[Dataset entries]
━━━
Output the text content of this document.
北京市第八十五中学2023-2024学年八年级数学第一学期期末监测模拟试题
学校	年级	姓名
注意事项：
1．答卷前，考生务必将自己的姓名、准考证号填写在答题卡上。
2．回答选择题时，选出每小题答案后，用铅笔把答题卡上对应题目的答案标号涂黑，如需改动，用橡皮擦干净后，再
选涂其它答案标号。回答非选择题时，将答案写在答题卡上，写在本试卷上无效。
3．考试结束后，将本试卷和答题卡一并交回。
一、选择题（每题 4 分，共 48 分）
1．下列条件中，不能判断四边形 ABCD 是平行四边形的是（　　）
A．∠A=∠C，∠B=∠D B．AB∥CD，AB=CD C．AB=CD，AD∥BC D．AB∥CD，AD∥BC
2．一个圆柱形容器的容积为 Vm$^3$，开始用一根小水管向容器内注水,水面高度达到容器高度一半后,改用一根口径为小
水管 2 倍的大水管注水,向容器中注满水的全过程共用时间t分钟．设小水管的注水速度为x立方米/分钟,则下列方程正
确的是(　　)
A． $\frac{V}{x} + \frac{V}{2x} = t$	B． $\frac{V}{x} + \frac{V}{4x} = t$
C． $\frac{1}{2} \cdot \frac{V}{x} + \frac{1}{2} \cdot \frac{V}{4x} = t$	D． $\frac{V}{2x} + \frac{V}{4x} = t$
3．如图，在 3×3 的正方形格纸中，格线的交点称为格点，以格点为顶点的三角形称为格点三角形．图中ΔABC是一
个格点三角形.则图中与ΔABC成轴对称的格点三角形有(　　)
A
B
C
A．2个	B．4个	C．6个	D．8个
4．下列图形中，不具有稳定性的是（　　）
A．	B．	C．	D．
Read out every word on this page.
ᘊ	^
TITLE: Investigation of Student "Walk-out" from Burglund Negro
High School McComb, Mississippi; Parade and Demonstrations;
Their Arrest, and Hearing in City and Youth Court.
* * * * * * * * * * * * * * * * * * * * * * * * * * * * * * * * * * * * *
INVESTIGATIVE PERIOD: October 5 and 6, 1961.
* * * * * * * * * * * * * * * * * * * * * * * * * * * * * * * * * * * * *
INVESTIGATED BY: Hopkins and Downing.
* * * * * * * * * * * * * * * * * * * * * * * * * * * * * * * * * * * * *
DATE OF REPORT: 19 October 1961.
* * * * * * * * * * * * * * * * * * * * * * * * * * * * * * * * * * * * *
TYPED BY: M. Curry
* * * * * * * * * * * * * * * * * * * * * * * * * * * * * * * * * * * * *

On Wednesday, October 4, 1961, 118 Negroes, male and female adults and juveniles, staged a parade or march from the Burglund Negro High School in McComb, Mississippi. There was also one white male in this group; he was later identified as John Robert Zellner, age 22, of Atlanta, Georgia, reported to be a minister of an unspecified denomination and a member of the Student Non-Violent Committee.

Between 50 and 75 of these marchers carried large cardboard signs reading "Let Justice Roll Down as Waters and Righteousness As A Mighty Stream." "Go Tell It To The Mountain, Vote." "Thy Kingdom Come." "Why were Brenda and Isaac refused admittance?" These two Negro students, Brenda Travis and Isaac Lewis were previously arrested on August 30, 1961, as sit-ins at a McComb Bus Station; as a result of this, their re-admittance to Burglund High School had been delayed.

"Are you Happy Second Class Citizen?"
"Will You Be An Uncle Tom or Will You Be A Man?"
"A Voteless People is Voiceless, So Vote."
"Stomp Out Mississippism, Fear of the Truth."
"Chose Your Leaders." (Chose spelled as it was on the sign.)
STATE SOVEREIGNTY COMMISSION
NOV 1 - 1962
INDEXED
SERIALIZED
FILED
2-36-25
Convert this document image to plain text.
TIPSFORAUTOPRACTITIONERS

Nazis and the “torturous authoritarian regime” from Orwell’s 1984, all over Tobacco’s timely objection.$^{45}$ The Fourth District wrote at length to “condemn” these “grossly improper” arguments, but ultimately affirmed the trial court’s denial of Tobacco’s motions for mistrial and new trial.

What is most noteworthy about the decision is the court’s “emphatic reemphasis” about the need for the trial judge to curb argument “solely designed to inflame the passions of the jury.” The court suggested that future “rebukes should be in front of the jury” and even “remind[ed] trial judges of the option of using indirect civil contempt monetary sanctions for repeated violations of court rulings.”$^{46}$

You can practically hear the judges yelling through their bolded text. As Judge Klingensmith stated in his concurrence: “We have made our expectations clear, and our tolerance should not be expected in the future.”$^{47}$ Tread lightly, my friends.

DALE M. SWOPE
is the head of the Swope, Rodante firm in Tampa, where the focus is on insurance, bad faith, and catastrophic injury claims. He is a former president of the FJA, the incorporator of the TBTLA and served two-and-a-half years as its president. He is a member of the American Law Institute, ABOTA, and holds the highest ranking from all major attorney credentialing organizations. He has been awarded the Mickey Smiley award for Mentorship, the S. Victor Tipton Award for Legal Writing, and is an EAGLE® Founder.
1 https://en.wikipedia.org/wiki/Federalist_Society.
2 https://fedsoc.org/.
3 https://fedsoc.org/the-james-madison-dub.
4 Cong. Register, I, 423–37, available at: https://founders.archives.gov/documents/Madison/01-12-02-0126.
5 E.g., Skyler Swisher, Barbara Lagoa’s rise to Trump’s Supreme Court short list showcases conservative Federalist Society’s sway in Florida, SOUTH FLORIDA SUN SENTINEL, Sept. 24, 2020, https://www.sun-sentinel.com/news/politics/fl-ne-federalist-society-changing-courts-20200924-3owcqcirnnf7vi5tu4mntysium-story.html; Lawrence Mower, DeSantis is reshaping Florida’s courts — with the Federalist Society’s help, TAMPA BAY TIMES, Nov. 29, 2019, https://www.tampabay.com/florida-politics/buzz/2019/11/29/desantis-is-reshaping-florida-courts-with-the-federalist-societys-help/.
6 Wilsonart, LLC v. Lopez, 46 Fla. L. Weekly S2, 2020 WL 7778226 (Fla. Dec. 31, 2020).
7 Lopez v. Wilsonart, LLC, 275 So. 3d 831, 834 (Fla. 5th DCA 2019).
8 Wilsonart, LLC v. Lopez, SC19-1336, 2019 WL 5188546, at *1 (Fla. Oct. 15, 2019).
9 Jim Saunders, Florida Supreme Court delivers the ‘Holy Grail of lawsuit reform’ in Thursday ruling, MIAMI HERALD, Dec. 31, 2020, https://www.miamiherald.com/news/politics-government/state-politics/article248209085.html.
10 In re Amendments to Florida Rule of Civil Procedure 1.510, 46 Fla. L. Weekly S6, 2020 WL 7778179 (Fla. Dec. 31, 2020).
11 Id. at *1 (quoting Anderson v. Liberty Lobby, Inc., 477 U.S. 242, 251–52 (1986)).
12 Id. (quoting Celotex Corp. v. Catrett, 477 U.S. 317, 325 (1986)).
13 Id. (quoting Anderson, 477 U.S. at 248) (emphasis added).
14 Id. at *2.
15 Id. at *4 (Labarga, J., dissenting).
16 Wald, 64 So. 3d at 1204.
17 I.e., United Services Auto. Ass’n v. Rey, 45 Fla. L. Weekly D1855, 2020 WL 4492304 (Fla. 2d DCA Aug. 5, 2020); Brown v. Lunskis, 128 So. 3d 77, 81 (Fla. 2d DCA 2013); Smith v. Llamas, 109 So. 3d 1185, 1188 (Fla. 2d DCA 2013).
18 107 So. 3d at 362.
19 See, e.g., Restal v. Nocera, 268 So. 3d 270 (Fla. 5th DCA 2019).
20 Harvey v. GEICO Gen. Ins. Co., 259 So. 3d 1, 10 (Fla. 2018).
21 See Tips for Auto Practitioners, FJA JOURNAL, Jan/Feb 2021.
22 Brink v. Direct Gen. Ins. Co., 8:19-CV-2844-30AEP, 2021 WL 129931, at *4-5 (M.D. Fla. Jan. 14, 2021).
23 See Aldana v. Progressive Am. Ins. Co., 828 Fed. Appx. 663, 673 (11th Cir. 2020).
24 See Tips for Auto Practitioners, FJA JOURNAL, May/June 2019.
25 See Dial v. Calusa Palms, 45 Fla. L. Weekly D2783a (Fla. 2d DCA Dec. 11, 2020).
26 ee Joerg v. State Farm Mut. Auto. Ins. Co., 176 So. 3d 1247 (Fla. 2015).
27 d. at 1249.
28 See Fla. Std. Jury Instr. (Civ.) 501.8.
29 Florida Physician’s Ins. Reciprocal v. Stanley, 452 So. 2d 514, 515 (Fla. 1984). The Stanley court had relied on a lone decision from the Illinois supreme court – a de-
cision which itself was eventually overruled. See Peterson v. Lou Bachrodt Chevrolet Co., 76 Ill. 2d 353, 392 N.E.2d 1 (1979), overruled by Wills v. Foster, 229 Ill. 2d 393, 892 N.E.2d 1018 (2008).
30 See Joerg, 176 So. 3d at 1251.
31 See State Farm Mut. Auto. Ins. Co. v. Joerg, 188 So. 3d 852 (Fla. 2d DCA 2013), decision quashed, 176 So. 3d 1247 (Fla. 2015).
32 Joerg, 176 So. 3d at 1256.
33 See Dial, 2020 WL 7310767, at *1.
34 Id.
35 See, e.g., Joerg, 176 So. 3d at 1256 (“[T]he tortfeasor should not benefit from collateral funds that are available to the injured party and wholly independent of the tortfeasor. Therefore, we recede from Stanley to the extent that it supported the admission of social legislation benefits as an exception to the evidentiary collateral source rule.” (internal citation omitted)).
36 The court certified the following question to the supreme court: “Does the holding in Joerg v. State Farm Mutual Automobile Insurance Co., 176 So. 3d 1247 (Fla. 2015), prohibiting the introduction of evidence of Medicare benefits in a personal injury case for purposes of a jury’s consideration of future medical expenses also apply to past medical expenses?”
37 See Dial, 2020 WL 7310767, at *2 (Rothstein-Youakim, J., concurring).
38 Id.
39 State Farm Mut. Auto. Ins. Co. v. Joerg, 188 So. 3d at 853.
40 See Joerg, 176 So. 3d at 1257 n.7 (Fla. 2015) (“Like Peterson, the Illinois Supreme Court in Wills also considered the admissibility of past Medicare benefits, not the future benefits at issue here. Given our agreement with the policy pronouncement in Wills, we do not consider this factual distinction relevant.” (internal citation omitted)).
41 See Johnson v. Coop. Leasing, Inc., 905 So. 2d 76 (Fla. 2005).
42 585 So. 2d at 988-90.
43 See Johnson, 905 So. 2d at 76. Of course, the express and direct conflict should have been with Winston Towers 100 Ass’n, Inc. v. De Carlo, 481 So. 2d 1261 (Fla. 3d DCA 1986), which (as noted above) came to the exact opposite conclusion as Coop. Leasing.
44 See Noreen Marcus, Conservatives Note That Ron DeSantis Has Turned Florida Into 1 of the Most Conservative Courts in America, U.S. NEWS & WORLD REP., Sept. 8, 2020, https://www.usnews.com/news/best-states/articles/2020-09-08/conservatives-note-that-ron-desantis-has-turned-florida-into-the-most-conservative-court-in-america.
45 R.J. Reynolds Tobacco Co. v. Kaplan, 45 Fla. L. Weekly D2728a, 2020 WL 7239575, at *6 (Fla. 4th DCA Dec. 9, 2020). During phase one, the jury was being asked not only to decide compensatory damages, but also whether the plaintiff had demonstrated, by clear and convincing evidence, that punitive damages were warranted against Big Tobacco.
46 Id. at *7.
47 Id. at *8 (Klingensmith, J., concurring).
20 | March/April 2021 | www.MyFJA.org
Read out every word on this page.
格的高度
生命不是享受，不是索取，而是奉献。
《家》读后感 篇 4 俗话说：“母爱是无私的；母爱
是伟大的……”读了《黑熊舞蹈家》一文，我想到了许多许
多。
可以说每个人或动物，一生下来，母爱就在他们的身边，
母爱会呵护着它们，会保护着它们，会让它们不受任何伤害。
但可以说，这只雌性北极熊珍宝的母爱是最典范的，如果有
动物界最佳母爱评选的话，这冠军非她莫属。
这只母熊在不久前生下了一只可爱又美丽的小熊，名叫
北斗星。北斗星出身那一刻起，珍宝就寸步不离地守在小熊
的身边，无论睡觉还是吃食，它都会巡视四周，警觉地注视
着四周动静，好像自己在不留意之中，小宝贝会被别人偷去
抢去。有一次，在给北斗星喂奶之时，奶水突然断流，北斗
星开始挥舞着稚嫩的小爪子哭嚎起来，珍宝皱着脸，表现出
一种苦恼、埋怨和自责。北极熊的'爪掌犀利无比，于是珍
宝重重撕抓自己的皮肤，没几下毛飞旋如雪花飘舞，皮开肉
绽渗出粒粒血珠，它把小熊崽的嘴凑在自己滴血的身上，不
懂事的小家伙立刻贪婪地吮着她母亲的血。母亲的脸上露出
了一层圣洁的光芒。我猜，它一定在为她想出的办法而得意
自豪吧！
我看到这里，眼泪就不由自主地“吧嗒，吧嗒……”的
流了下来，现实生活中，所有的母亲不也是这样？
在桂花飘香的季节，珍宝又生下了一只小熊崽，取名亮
━━━
# WRITTEN INSTRUCTION:
Provide the number of lines in these entries that hold the word "should", without any accompanying text.

# SOLUTION FOR THIS PROBLEM:
4